### Objective:
Reproduce the passage of the bandcamp-fetch readme that begins at the words "discover([params], [options])" and stops after "is 'rec' (artist recommended)", swapping "albums" for "releases".

Library for scraping Bandcamp content. (supports Cloudflare Pages)
Go to file
2021-01-26 17:24:32 +08:00
examples Update examples 2021-01-26 17:22:46 +08:00
lib Implement proper caching 2021-01-26 15:58:39 +08:00
.gitignore Initial commit 2021-01-20 04:37:31 +08:00
package.json Update version 2021-01-26 17:24:32 +08:00
README.md Update readme 2021-01-26 17:24:10 +08:00

bandcamp-fetch

A JS library for scraping Bandcamp content; inspired by bandcamp-scraper.

Installation

npm i bandcamp-fetch --save

Usage

const bcfetch = require('bandcamp-fetch');

bcfetch.discover(...).then( results => {
    ...
});

API

Each function returns a Promise which resolves to the fetched data.

discover([params], [options])

Example (output)

Fetches albums through Bandcamp Discover.

  • params (optional) - object specifying params to be passed to Bandcamp Discover

    • genre
    • subgenre: only valid when genre is something other than 'all'
    • location
    • sortBy
    • artistRecommendationType: only valid when sortBy is 'rec' (artist recommended)

### Excerpted records:

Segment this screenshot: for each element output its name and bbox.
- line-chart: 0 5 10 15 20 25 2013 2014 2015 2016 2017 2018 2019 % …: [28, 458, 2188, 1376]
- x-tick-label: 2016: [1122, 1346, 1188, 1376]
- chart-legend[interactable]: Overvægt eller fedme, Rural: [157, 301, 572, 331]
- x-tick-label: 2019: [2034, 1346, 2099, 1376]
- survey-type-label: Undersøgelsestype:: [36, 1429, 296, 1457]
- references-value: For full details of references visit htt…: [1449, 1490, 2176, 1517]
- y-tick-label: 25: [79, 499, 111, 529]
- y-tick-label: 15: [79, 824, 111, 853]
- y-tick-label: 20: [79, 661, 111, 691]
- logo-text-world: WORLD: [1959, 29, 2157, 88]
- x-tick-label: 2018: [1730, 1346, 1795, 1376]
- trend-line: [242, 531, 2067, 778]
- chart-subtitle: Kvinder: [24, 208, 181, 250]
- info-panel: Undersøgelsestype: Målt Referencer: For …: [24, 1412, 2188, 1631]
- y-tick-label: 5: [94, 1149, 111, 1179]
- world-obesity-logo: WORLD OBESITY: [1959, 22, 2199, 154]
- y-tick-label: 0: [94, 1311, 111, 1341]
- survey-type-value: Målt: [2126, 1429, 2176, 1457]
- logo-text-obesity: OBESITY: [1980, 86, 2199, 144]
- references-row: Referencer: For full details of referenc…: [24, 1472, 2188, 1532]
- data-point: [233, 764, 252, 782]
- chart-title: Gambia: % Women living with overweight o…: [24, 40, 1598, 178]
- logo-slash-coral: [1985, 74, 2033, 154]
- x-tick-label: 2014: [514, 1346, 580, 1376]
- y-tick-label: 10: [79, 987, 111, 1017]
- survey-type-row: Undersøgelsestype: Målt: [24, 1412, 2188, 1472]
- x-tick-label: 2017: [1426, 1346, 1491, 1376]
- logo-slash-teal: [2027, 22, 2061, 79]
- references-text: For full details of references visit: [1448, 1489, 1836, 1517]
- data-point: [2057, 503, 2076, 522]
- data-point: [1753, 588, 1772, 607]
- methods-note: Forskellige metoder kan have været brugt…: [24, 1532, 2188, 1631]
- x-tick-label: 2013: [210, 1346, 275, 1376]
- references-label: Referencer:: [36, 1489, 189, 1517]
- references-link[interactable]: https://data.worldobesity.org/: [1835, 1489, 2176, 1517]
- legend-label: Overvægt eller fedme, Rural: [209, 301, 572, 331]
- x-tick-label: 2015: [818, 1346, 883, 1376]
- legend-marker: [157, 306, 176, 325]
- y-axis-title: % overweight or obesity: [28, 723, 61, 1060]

### Solution:
discover([params], [options])

Example (output)

Fetches releases through Bandcamp Discover.

  • params (optional) - object specifying params to be passed to Bandcamp Discover

    • genre
    • subgenre: only valid when genre is something other than 'all'
    • location
    • sortBy
    • artistRecommendationType: only valid when sortBy is 'rec' (artist recommended)